### [Exercise instructions]
From the line containing "Convert this screenshot" to the very last line, repeat everything exactly and add nothing else. Skip the pictures.

### [Data supplied]
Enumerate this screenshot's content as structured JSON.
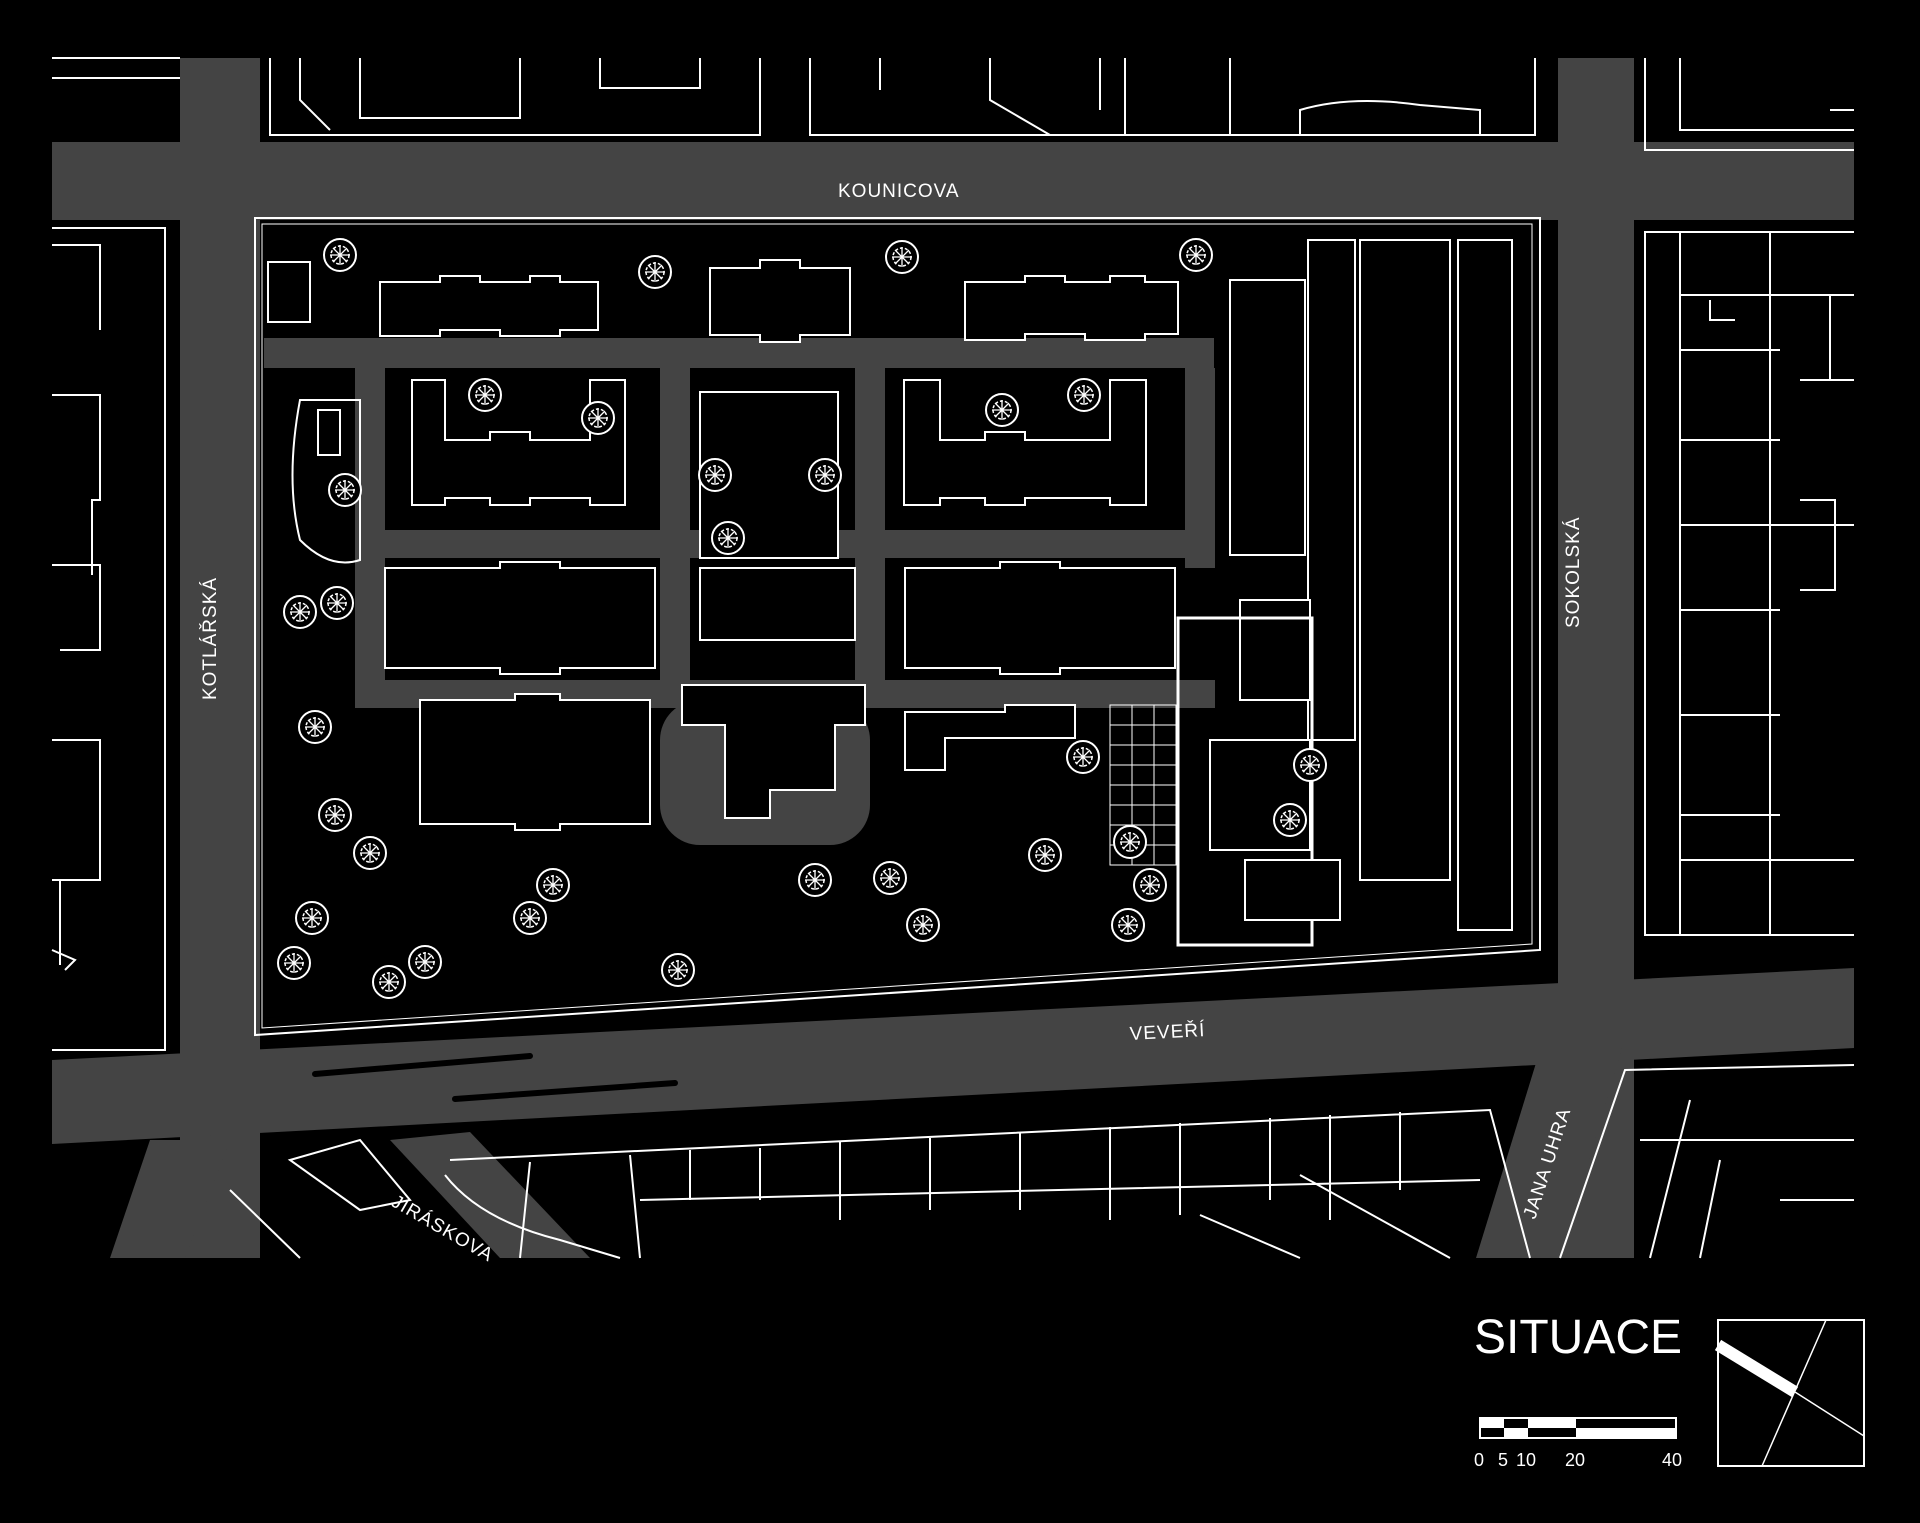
{
  "title": "SITUACE",
  "streets": {
    "kounicova": "KOUNICOVA",
    "kotlarska": "KOTLÁŘSKÁ",
    "sokolska": "SOKOLSKÁ",
    "veveri": "VEVEŘÍ",
    "jiraskova": "JIRÁSKOVA",
    "jana_uhra": "JANA UHRA"
  },
  "scale_bar": {
    "ticks": [
      "0",
      "5",
      "10",
      "20",
      "40"
    ]
  },
  "colors": {
    "background": "#000000",
    "road": "#444444",
    "outline": "#ffffff"
  },
  "icons": [
    "north-arrow-icon",
    "tree-icon"
  ]
}
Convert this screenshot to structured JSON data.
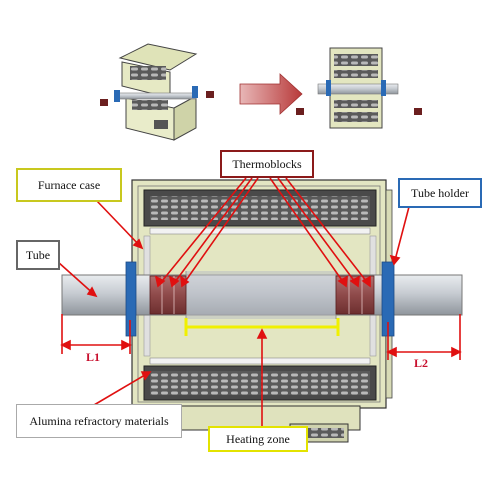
{
  "labels": {
    "thermoblocks": "Thermoblocks",
    "furnace_case": "Furnace case",
    "tube_holder": "Tube holder",
    "tube": "Tube",
    "alumina": "Alumina refractory materials",
    "heating_zone": "Heating zone",
    "l1": "L1",
    "l2": "L2"
  },
  "colors": {
    "thermoblocks_border": "#8b1a1a",
    "furnace_case_border": "#c8c81e",
    "tube_holder_border": "#2a6ab5",
    "tube_border": "#666666",
    "alumina_border": "#aaaaaa",
    "heating_zone_border": "#e3e300",
    "leader_red": "#e01010",
    "arrow": "#c04040"
  }
}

### [Full response]
Convert this screenshot to structured JSON data.
{
  "labels": {
    "thermoblocks": "Thermoblocks",
    "furnace_case": "Furnace case",
    "tube_holder": "Tube holder",
    "tube": "Tube",
    "alumina": "Alumina refractory materials",
    "heating_zone": "Heating zone",
    "l1": "L1",
    "l2": "L2"
  },
  "colors": {
    "thermoblocks_border": "#8b1a1a",
    "furnace_case_border": "#c8c81e",
    "tube_holder_border": "#2a6ab5",
    "tube_border": "#666666",
    "alumina_border": "#aaaaaa",
    "heating_zone_border": "#e3e300",
    "leader_red": "#e01010",
    "arrow": "#c04040"
  }
}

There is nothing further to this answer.